------ ENTRIES SHOWN

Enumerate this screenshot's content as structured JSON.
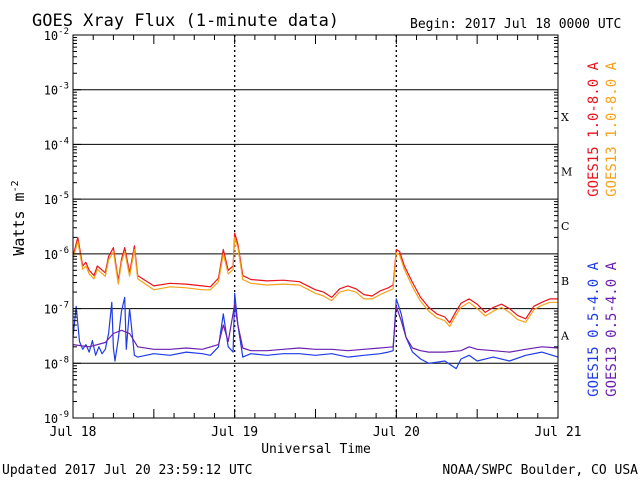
{
  "chart_data": {
    "type": "line",
    "title": "GOES Xray Flux (1-minute data)",
    "begin_label": "Begin:  2017 Jul 18 0000 UTC",
    "ylabel": "Watts m",
    "ylabel_exponent": "-2",
    "xlabel": "Universal Time",
    "y_scale": "log",
    "ylim": [
      1e-09,
      0.01
    ],
    "y_ticks": [
      {
        "base": "10",
        "exp": "-2",
        "value": 0.01
      },
      {
        "base": "10",
        "exp": "-3",
        "value": 0.001
      },
      {
        "base": "10",
        "exp": "-4",
        "value": 0.0001
      },
      {
        "base": "10",
        "exp": "-5",
        "value": 1e-05
      },
      {
        "base": "10",
        "exp": "-6",
        "value": 1e-06
      },
      {
        "base": "10",
        "exp": "-7",
        "value": 1e-07
      },
      {
        "base": "10",
        "exp": "-8",
        "value": 1e-08
      },
      {
        "base": "10",
        "exp": "-9",
        "value": 1e-09
      }
    ],
    "xlim_days": [
      0,
      3
    ],
    "x_ticks": [
      {
        "label": "Jul 18",
        "day": 0
      },
      {
        "label": "Jul 19",
        "day": 1
      },
      {
        "label": "Jul 20",
        "day": 2
      },
      {
        "label": "Jul 21",
        "day": 3
      }
    ],
    "flare_classes": [
      {
        "label": "X",
        "value": 0.00032
      },
      {
        "label": "M",
        "value": 3.2e-05
      },
      {
        "label": "C",
        "value": 3.2e-06
      },
      {
        "label": "B",
        "value": 3.2e-07
      },
      {
        "label": "A",
        "value": 3.2e-08
      }
    ],
    "grid": true,
    "series": [
      {
        "name": "GOES15 1.0-8.0 A",
        "color": "#e8131d",
        "x": [
          0,
          0.03,
          0.06,
          0.08,
          0.1,
          0.13,
          0.15,
          0.2,
          0.22,
          0.25,
          0.28,
          0.3,
          0.32,
          0.35,
          0.38,
          0.4,
          0.5,
          0.6,
          0.7,
          0.8,
          0.85,
          0.9,
          0.93,
          0.96,
          0.99,
          1.0,
          1.02,
          1.05,
          1.1,
          1.2,
          1.3,
          1.4,
          1.5,
          1.55,
          1.6,
          1.65,
          1.7,
          1.75,
          1.8,
          1.85,
          1.9,
          1.95,
          1.98,
          2.0,
          2.02,
          2.05,
          2.1,
          2.15,
          2.2,
          2.25,
          2.3,
          2.33,
          2.37,
          2.4,
          2.45,
          2.5,
          2.55,
          2.6,
          2.65,
          2.7,
          2.75,
          2.8,
          2.85,
          2.9,
          2.95,
          3.0
        ],
        "y": [
          9e-07,
          2e-06,
          6e-07,
          7e-07,
          5e-07,
          4e-07,
          6e-07,
          4.5e-07,
          9e-07,
          1.3e-06,
          3.2e-07,
          8e-07,
          1.3e-06,
          4.5e-07,
          1.4e-06,
          4e-07,
          2.6e-07,
          2.9e-07,
          2.8e-07,
          2.6e-07,
          2.5e-07,
          3.6e-07,
          1.2e-06,
          5e-07,
          6e-07,
          2.4e-06,
          1.5e-06,
          4e-07,
          3.4e-07,
          3.2e-07,
          3.3e-07,
          3.1e-07,
          2.2e-07,
          2e-07,
          1.6e-07,
          2.3e-07,
          2.6e-07,
          2.3e-07,
          1.8e-07,
          1.7e-07,
          2.1e-07,
          2.4e-07,
          2.7e-07,
          1.2e-06,
          1.1e-06,
          6e-07,
          3e-07,
          1.6e-07,
          1.05e-07,
          8e-08,
          7e-08,
          5.5e-08,
          9e-08,
          1.25e-07,
          1.5e-07,
          1.2e-07,
          8.5e-08,
          1.05e-07,
          1.2e-07,
          1e-07,
          7.5e-08,
          6.5e-08,
          1.1e-07,
          1.3e-07,
          1.5e-07,
          1.5e-07
        ]
      },
      {
        "name": "GOES13 1.0-8.0 A",
        "color": "#f6a11a",
        "x": [
          0,
          0.03,
          0.06,
          0.08,
          0.1,
          0.13,
          0.15,
          0.2,
          0.22,
          0.25,
          0.28,
          0.3,
          0.32,
          0.35,
          0.38,
          0.4,
          0.5,
          0.6,
          0.7,
          0.8,
          0.85,
          0.9,
          0.93,
          0.96,
          0.99,
          1.0,
          1.02,
          1.05,
          1.1,
          1.2,
          1.3,
          1.4,
          1.5,
          1.55,
          1.6,
          1.65,
          1.7,
          1.75,
          1.8,
          1.85,
          1.9,
          1.95,
          1.98,
          2.0,
          2.02,
          2.05,
          2.1,
          2.15,
          2.2,
          2.25,
          2.3,
          2.33,
          2.37,
          2.4,
          2.45,
          2.5,
          2.55,
          2.6,
          2.65,
          2.7,
          2.75,
          2.8,
          2.85,
          2.9,
          2.95,
          3.0
        ],
        "y": [
          8e-07,
          1.7e-06,
          5.2e-07,
          6e-07,
          4.3e-07,
          3.5e-07,
          5.2e-07,
          3.9e-07,
          7.8e-07,
          1.1e-06,
          2.8e-07,
          7e-07,
          1.1e-06,
          3.9e-07,
          1.2e-06,
          3.5e-07,
          2.2e-07,
          2.5e-07,
          2.4e-07,
          2.2e-07,
          2.2e-07,
          3.1e-07,
          1e-06,
          4.3e-07,
          5.2e-07,
          2e-06,
          1.3e-06,
          3.4e-07,
          2.9e-07,
          2.7e-07,
          2.8e-07,
          2.7e-07,
          1.9e-07,
          1.7e-07,
          1.4e-07,
          2e-07,
          2.2e-07,
          2e-07,
          1.5e-07,
          1.5e-07,
          1.8e-07,
          2.1e-07,
          2.3e-07,
          1.05e-06,
          9.5e-07,
          5.2e-07,
          2.5e-07,
          1.35e-07,
          9e-08,
          6.8e-08,
          6e-08,
          4.7e-08,
          7.7e-08,
          1.05e-07,
          1.3e-07,
          1e-07,
          7.3e-08,
          9e-08,
          1.05e-07,
          8.5e-08,
          6.3e-08,
          5.6e-08,
          9.5e-08,
          1.15e-07,
          1.3e-07,
          1.3e-07
        ]
      },
      {
        "name": "GOES15 0.5-4.0 A",
        "color": "#1f3be8",
        "x": [
          0,
          0.02,
          0.04,
          0.06,
          0.08,
          0.1,
          0.12,
          0.14,
          0.16,
          0.18,
          0.2,
          0.22,
          0.24,
          0.25,
          0.26,
          0.28,
          0.3,
          0.32,
          0.33,
          0.35,
          0.38,
          0.4,
          0.5,
          0.6,
          0.7,
          0.8,
          0.85,
          0.9,
          0.93,
          0.96,
          0.99,
          1.0,
          1.02,
          1.05,
          1.1,
          1.2,
          1.3,
          1.4,
          1.5,
          1.6,
          1.7,
          1.8,
          1.9,
          1.95,
          1.98,
          2.0,
          2.03,
          2.06,
          2.1,
          2.15,
          2.2,
          2.3,
          2.37,
          2.4,
          2.45,
          2.5,
          2.6,
          2.7,
          2.8,
          2.9,
          3.0
        ],
        "y": [
          3e-08,
          1.1e-07,
          2.5e-08,
          1.8e-08,
          2.2e-08,
          1.6e-08,
          2.6e-08,
          1.4e-08,
          2e-08,
          1.5e-08,
          1.8e-08,
          3.5e-08,
          1.3e-07,
          1.9e-08,
          1.1e-08,
          2.8e-08,
          9e-08,
          1.6e-07,
          1.8e-08,
          1e-07,
          1.4e-08,
          1.3e-08,
          1.5e-08,
          1.4e-08,
          1.6e-08,
          1.5e-08,
          1.4e-08,
          2e-08,
          8e-08,
          2e-08,
          1.6e-08,
          1.9e-07,
          5e-08,
          1.3e-08,
          1.5e-08,
          1.4e-08,
          1.5e-08,
          1.5e-08,
          1.4e-08,
          1.5e-08,
          1.3e-08,
          1.4e-08,
          1.5e-08,
          1.6e-08,
          1.7e-08,
          1.5e-07,
          8e-08,
          3e-08,
          1.6e-08,
          1.2e-08,
          1e-08,
          1.1e-08,
          8e-09,
          1.2e-08,
          1.4e-08,
          1.1e-08,
          1.3e-08,
          1.1e-08,
          1.4e-08,
          1.6e-08,
          1.3e-08
        ]
      },
      {
        "name": "GOES13 0.5-4.0 A",
        "color": "#6a1fb0",
        "x": [
          0,
          0.1,
          0.2,
          0.25,
          0.3,
          0.35,
          0.4,
          0.5,
          0.6,
          0.7,
          0.8,
          0.9,
          0.93,
          0.96,
          1.0,
          1.02,
          1.05,
          1.1,
          1.2,
          1.3,
          1.4,
          1.5,
          1.6,
          1.7,
          1.8,
          1.9,
          1.98,
          2.0,
          2.03,
          2.06,
          2.1,
          2.15,
          2.2,
          2.3,
          2.4,
          2.45,
          2.5,
          2.6,
          2.7,
          2.8,
          2.9,
          3.0
        ],
        "y": [
          2.2e-08,
          2e-08,
          2.4e-08,
          3.5e-08,
          4e-08,
          3.5e-08,
          2e-08,
          1.8e-08,
          1.8e-08,
          1.9e-08,
          1.8e-08,
          2.2e-08,
          5e-08,
          2.5e-08,
          1.2e-07,
          5e-08,
          1.9e-08,
          1.7e-08,
          1.7e-08,
          1.8e-08,
          1.9e-08,
          1.8e-08,
          1.8e-08,
          1.7e-08,
          1.8e-08,
          1.9e-08,
          2e-08,
          1.1e-07,
          6e-08,
          3e-08,
          1.9e-08,
          1.7e-08,
          1.6e-08,
          1.6e-08,
          1.7e-08,
          2e-08,
          1.8e-08,
          1.7e-08,
          1.6e-08,
          1.8e-08,
          2e-08,
          1.9e-08
        ]
      }
    ]
  },
  "footer": {
    "updated": "Updated 2017 Jul 20 23:59:12 UTC",
    "credit": "NOAA/SWPC Boulder, CO USA"
  }
}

------------

*GOAL*
Pick out each line that holds the string "color".

*SOLUTION*
        "color": "#e8131d",
        "color": "#f6a11a",
        "color": "#1f3be8",
        "color": "#6a1fb0",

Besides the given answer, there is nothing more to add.